§ **Set task**: Gather every line in the records below that contains the word "specific".

Data excerpts:
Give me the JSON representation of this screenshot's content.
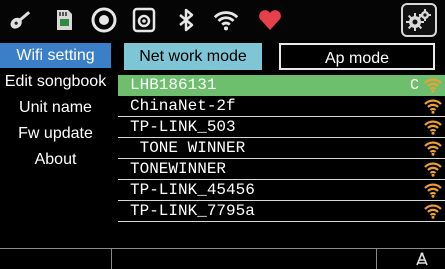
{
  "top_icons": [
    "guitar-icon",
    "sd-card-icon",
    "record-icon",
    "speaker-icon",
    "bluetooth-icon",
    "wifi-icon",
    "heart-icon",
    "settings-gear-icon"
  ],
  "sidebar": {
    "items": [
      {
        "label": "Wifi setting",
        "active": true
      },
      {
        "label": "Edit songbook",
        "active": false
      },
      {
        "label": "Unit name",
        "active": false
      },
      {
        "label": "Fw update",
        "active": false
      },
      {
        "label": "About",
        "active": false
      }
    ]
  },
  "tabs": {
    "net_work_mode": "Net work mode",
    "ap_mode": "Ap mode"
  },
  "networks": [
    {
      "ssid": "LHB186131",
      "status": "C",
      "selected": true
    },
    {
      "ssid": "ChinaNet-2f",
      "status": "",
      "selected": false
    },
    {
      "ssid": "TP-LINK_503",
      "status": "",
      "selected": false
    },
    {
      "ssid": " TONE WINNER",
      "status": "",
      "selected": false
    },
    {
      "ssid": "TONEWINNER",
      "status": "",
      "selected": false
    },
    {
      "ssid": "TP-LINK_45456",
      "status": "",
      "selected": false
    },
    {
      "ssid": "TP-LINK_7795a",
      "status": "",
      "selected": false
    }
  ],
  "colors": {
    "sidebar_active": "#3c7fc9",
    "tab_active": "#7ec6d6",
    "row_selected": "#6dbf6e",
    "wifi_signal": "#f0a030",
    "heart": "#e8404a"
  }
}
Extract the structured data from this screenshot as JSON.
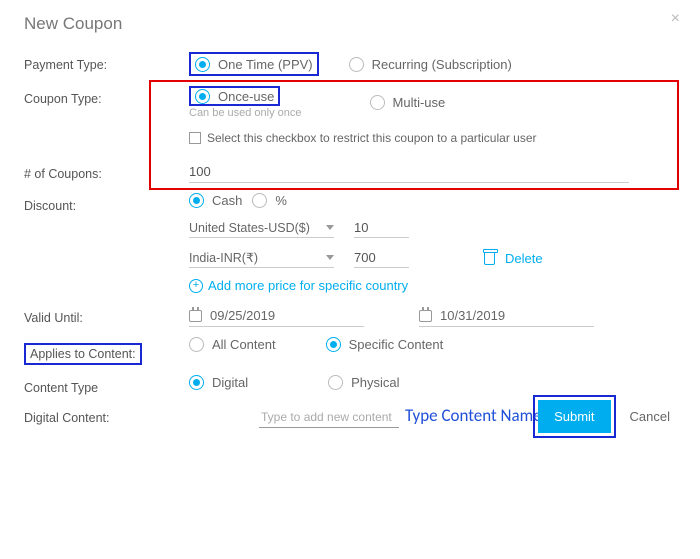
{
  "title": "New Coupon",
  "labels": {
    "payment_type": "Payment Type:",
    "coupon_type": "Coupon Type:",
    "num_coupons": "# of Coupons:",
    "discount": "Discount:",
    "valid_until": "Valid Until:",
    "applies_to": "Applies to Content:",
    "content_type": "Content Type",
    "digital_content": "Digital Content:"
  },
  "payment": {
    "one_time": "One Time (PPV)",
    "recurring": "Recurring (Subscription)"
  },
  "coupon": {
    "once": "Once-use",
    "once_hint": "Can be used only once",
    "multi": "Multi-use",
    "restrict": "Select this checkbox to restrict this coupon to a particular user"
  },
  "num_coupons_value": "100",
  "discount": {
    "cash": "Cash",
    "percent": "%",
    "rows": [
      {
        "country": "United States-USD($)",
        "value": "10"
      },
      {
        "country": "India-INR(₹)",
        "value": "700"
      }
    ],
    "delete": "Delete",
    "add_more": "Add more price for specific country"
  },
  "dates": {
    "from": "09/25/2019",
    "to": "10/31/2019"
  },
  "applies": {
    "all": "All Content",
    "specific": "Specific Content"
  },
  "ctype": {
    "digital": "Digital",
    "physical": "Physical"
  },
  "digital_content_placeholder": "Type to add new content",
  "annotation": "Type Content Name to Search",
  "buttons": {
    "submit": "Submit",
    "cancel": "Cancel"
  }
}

§ **Answer to this exercise**:
    "add_more": "Add more price for specific country"
    "specific": "Specific Content"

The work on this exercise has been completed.